▶ Items from a figure collection
○ ○ ○ ○
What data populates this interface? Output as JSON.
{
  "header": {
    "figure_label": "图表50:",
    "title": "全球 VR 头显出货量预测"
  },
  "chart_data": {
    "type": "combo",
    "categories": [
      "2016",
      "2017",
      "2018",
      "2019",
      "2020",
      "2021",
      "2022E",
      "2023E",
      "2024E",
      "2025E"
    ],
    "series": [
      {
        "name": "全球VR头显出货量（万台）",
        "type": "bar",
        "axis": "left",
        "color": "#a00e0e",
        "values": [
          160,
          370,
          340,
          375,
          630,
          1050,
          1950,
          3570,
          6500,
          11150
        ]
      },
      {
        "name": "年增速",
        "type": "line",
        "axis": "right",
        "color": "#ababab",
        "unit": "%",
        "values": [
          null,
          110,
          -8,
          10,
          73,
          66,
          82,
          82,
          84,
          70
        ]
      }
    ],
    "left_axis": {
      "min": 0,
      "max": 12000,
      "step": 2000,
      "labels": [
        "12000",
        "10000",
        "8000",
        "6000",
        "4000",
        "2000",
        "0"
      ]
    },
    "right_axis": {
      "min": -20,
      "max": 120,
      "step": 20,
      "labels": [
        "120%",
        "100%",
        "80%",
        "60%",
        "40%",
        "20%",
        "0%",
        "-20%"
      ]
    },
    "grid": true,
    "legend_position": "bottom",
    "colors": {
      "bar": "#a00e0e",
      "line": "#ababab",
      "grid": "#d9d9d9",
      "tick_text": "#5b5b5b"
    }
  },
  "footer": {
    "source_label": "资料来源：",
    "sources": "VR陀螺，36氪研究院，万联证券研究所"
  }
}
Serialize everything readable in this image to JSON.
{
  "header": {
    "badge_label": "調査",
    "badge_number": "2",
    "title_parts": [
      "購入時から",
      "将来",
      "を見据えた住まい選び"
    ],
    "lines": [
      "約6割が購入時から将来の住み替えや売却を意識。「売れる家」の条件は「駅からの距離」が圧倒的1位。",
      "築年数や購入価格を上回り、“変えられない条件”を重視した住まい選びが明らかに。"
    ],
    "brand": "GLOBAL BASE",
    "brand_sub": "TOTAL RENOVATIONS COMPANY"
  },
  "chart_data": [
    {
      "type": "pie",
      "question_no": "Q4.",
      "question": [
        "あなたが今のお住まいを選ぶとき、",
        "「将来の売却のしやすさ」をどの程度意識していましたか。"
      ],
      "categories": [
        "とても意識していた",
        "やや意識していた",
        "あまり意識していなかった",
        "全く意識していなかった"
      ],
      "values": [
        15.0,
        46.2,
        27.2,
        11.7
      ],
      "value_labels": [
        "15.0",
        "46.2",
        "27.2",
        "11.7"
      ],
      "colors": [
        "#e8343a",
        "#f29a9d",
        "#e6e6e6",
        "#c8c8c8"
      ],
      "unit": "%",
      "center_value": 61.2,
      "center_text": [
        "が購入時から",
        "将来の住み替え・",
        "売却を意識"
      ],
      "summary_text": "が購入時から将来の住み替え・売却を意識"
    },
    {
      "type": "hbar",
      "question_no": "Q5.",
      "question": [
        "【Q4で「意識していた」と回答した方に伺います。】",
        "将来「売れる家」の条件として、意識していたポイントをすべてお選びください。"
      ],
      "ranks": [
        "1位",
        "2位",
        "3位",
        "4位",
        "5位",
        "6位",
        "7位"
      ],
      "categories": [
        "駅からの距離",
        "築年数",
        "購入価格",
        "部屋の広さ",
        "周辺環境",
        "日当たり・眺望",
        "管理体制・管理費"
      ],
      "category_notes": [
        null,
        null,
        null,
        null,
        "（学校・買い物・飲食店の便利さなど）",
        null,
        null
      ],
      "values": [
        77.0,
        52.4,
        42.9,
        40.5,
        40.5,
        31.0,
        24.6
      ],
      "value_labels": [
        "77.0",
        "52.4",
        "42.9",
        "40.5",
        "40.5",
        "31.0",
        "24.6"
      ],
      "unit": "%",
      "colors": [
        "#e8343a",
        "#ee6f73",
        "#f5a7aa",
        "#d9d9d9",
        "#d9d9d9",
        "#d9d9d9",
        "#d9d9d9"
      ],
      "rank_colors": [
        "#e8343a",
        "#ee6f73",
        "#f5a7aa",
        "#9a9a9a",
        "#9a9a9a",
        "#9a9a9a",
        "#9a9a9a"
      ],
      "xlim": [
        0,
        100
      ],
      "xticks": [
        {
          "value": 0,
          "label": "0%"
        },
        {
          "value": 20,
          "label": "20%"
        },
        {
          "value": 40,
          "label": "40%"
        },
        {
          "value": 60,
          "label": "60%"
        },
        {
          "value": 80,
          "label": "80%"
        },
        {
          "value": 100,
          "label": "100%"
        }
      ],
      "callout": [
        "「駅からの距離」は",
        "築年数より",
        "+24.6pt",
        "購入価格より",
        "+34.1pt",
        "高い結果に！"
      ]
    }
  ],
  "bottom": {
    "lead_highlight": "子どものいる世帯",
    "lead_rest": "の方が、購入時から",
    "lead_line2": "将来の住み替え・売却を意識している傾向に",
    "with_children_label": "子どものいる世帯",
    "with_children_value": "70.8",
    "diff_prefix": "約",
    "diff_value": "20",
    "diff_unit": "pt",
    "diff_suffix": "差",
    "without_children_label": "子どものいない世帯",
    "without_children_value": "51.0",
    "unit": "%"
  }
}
○ ○ ○ ○
▶ PROBLEM STATEMENT
Repeat the lines above exactly.

▶ EXERCISE RESPONSE
What data populates this interface? Output as JSON.
{
  "header": {
    "figure_label": "图表50:",
    "title": "全球 VR 头显出货量预测"
  },
  "chart_data": {
    "type": "combo",
    "categories": [
      "2016",
      "2017",
      "2018",
      "2019",
      "2020",
      "2021",
      "2022E",
      "2023E",
      "2024E",
      "2025E"
    ],
    "series": [
      {
        "name": "全球VR头显出货量（万台）",
        "type": "bar",
        "axis": "left",
        "color": "#a00e0e",
        "values": [
          160,
          370,
          340,
          375,
          630,
          1050,
          1950,
          3570,
          6500,
          11150
        ]
      },
      {
        "name": "年增速",
        "type": "line",
        "axis": "right",
        "color": "#ababab",
        "unit": "%",
        "values": [
          null,
          110,
          -8,
          10,
          73,
          66,
          82,
          82,
          84,
          70
        ]
      }
    ],
    "left_axis": {
      "min": 0,
      "max": 12000,
      "step": 2000,
      "labels": [
        "12000",
        "10000",
        "8000",
        "6000",
        "4000",
        "2000",
        "0"
      ]
    },
    "right_axis": {
      "min": -20,
      "max": 120,
      "step": 20,
      "labels": [
        "120%",
        "100%",
        "80%",
        "60%",
        "40%",
        "20%",
        "0%",
        "-20%"
      ]
    },
    "grid": true,
    "legend_position": "bottom",
    "colors": {
      "bar": "#a00e0e",
      "line": "#ababab",
      "grid": "#d9d9d9",
      "tick_text": "#5b5b5b"
    }
  },
  "footer": {
    "source_label": "资料来源：",
    "sources": "VR陀螺，36氪研究院，万联证券研究所"
  }
}
Serialize everything readable in this image to JSON.
{
  "header": {
    "badge_label": "調査",
    "badge_number": "2",
    "title_parts": [
      "購入時から",
      "将来",
      "を見据えた住まい選び"
    ],
    "lines": [
      "約6割が購入時から将来の住み替えや売却を意識。「売れる家」の条件は「駅からの距離」が圧倒的1位。",
      "築年数や購入価格を上回り、“変えられない条件”を重視した住まい選びが明らかに。"
    ],
    "brand": "GLOBAL BASE",
    "brand_sub": "TOTAL RENOVATIONS COMPANY"
  },
  "chart_data": [
    {
      "type": "pie",
      "question_no": "Q4.",
      "question": [
        "あなたが今のお住まいを選ぶとき、",
        "「将来の売却のしやすさ」をどの程度意識していましたか。"
      ],
      "categories": [
        "とても意識していた",
        "やや意識していた",
        "あまり意識していなかった",
        "全く意識していなかった"
      ],
      "values": [
        15.0,
        46.2,
        27.2,
        11.7
      ],
      "value_labels": [
        "15.0",
        "46.2",
        "27.2",
        "11.7"
      ],
      "colors": [
        "#e8343a",
        "#f29a9d",
        "#e6e6e6",
        "#c8c8c8"
      ],
      "unit": "%",
      "center_value": 61.2,
      "center_text": [
        "が購入時から",
        "将来の住み替え・",
        "売却を意識"
      ],
      "summary_text": "が購入時から将来の住み替え・売却を意識"
    },
    {
      "type": "hbar",
      "question_no": "Q5.",
      "question": [
        "【Q4で「意識していた」と回答した方に伺います。】",
        "将来「売れる家」の条件として、意識していたポイントをすべてお選びください。"
      ],
      "ranks": [
        "1位",
        "2位",
        "3位",
        "4位",
        "5位",
        "6位",
        "7位"
      ],
      "categories": [
        "駅からの距離",
        "築年数",
        "購入価格",
        "部屋の広さ",
        "周辺環境",
        "日当たり・眺望",
        "管理体制・管理費"
      ],
      "category_notes": [
        null,
        null,
        null,
        null,
        "（学校・買い物・飲食店の便利さなど）",
        null,
        null
      ],
      "values": [
        77.0,
        52.4,
        42.9,
        40.5,
        40.5,
        31.0,
        24.6
      ],
      "value_labels": [
        "77.0",
        "52.4",
        "42.9",
        "40.5",
        "40.5",
        "31.0",
        "24.6"
      ],
      "unit": "%",
      "colors": [
        "#e8343a",
        "#ee6f73",
        "#f5a7aa",
        "#d9d9d9",
        "#d9d9d9",
        "#d9d9d9",
        "#d9d9d9"
      ],
      "rank_colors": [
        "#e8343a",
        "#ee6f73",
        "#f5a7aa",
        "#9a9a9a",
        "#9a9a9a",
        "#9a9a9a",
        "#9a9a9a"
      ],
      "xlim": [
        0,
        100
      ],
      "xticks": [
        {
          "value": 0,
          "label": "0%"
        },
        {
          "value": 20,
          "label": "20%"
        },
        {
          "value": 40,
          "label": "40%"
        },
        {
          "value": 60,
          "label": "60%"
        },
        {
          "value": 80,
          "label": "80%"
        },
        {
          "value": 100,
          "label": "100%"
        }
      ],
      "callout": [
        "「駅からの距離」は",
        "築年数より",
        "+24.6pt",
        "購入価格より",
        "+34.1pt",
        "高い結果に！"
      ]
    }
  ],
  "bottom": {
    "lead_highlight": "子どものいる世帯",
    "lead_rest": "の方が、購入時から",
    "lead_line2": "将来の住み替え・売却を意識している傾向に",
    "with_children_label": "子どものいる世帯",
    "with_children_value": "70.8",
    "diff_prefix": "約",
    "diff_value": "20",
    "diff_unit": "pt",
    "diff_suffix": "差",
    "without_children_label": "子どものいない世帯",
    "without_children_value": "51.0",
    "unit": "%"
  }
}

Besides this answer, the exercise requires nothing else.